■ **Input rows**
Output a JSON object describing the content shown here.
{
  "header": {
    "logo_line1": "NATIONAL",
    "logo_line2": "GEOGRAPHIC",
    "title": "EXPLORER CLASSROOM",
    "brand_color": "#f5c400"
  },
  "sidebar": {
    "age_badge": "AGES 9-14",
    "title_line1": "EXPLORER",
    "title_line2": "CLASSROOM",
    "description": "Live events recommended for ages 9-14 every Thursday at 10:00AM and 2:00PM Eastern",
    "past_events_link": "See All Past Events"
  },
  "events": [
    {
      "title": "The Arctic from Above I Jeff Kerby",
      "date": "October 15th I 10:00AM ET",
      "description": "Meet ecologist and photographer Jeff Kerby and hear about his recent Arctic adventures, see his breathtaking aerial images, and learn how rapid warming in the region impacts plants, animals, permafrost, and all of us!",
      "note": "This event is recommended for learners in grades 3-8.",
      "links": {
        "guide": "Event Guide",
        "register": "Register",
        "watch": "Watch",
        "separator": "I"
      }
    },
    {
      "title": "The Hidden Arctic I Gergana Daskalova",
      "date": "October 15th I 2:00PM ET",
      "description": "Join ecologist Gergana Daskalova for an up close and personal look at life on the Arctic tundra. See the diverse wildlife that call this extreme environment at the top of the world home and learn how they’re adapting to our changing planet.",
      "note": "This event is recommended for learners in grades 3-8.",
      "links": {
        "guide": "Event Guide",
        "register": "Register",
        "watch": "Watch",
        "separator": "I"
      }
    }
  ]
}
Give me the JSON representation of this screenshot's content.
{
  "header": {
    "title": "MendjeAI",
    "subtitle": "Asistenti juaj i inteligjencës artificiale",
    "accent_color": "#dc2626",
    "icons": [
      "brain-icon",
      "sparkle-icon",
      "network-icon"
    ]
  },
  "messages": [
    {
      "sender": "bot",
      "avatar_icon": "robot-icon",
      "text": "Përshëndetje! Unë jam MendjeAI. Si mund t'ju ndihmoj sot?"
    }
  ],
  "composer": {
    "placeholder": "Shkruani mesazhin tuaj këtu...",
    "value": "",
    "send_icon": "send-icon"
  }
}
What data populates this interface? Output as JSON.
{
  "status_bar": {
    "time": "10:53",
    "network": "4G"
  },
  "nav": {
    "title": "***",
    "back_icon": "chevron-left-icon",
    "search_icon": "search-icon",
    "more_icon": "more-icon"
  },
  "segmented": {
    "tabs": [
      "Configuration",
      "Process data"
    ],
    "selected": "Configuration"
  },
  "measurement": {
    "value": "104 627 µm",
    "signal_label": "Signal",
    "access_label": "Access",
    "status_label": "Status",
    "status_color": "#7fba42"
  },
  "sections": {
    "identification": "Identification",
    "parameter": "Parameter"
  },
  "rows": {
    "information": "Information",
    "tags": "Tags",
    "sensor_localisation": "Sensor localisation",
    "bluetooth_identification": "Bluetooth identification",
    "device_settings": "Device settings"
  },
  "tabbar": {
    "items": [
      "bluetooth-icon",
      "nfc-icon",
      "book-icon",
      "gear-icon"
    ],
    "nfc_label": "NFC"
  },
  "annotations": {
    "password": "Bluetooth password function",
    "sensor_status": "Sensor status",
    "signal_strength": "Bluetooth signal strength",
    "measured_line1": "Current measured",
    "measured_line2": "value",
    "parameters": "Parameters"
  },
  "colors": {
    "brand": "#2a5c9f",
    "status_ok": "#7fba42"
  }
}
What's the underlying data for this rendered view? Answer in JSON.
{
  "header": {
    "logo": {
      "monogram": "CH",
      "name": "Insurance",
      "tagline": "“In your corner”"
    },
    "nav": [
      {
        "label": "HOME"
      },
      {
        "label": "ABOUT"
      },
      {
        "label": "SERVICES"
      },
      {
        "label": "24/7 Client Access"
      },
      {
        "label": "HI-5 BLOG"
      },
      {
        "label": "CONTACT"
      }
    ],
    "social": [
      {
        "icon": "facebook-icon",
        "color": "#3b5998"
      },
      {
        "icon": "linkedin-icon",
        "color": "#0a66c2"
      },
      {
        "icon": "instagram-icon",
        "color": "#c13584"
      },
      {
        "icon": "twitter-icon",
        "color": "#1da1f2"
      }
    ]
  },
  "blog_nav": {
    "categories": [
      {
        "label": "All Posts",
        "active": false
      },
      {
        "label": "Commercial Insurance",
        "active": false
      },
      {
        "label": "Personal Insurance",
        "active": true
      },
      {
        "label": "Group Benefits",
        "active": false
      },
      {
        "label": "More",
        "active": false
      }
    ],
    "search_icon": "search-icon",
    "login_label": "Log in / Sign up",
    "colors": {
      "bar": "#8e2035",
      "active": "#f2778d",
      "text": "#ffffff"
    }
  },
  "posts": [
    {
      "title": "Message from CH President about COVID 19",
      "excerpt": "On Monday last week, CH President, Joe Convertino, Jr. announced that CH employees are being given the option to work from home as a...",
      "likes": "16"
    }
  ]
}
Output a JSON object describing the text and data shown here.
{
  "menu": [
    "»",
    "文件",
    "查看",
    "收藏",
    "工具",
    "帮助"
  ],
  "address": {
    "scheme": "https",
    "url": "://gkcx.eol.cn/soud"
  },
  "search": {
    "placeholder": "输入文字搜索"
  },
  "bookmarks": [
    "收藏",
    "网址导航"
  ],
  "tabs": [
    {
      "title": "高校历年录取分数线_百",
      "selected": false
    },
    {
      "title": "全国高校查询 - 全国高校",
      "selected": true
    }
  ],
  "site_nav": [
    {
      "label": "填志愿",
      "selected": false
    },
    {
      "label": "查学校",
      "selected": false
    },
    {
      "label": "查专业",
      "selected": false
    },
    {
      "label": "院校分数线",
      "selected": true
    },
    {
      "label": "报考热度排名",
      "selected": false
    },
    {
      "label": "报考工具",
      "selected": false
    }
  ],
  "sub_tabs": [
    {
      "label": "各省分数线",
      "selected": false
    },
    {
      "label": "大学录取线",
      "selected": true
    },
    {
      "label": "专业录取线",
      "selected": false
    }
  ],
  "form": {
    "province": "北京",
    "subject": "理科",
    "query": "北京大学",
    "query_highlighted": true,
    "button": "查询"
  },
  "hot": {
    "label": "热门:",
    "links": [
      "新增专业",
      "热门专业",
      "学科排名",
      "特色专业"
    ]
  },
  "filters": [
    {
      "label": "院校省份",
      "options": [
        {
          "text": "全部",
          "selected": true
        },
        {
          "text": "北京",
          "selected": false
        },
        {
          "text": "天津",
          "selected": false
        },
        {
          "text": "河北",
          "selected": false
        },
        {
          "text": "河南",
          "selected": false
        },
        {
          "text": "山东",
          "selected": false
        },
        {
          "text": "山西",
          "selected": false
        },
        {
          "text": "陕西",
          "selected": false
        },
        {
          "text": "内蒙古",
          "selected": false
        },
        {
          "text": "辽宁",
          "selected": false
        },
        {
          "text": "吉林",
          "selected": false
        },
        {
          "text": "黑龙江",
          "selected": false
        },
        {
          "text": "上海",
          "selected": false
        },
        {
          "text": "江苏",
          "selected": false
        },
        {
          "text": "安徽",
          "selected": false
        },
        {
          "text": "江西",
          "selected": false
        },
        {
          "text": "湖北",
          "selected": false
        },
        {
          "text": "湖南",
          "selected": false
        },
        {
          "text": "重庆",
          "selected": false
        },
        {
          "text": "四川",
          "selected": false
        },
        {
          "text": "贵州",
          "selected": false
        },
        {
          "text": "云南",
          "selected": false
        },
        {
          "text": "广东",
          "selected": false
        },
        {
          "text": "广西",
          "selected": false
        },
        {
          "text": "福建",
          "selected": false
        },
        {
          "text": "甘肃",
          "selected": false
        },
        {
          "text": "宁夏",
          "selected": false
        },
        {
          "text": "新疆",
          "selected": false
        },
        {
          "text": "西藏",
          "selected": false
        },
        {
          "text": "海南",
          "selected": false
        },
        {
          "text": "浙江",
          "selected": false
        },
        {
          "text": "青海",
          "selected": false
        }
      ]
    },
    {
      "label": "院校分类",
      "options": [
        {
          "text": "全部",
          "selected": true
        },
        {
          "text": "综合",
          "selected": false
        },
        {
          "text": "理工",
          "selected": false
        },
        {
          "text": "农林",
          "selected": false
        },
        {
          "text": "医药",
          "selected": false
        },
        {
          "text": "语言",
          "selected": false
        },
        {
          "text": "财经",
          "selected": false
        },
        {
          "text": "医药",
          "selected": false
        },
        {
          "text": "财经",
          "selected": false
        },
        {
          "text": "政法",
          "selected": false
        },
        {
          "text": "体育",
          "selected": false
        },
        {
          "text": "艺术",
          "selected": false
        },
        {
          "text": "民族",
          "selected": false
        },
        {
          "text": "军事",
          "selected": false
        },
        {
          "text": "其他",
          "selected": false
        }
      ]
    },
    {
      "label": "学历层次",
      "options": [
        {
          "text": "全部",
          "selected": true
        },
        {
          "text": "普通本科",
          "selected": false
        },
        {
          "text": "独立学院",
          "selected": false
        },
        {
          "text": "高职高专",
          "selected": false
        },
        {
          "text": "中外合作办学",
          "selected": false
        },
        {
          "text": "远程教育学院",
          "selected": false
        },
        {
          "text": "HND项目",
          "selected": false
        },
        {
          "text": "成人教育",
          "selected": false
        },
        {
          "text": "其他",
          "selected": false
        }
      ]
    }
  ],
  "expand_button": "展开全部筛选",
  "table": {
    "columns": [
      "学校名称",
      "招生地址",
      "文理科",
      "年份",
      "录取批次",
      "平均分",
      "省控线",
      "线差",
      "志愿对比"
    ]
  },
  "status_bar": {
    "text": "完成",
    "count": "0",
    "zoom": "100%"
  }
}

■ **What the exercise asks**
Above are the records; copy every line in them that holds the word "data".

■ **Output of the exercise**
What data populates this interface? Output as JSON.
      "Process data"
What's the underlying data for this rendered view? Answer in JSON.
Output a JSON object describing the text and data shown here.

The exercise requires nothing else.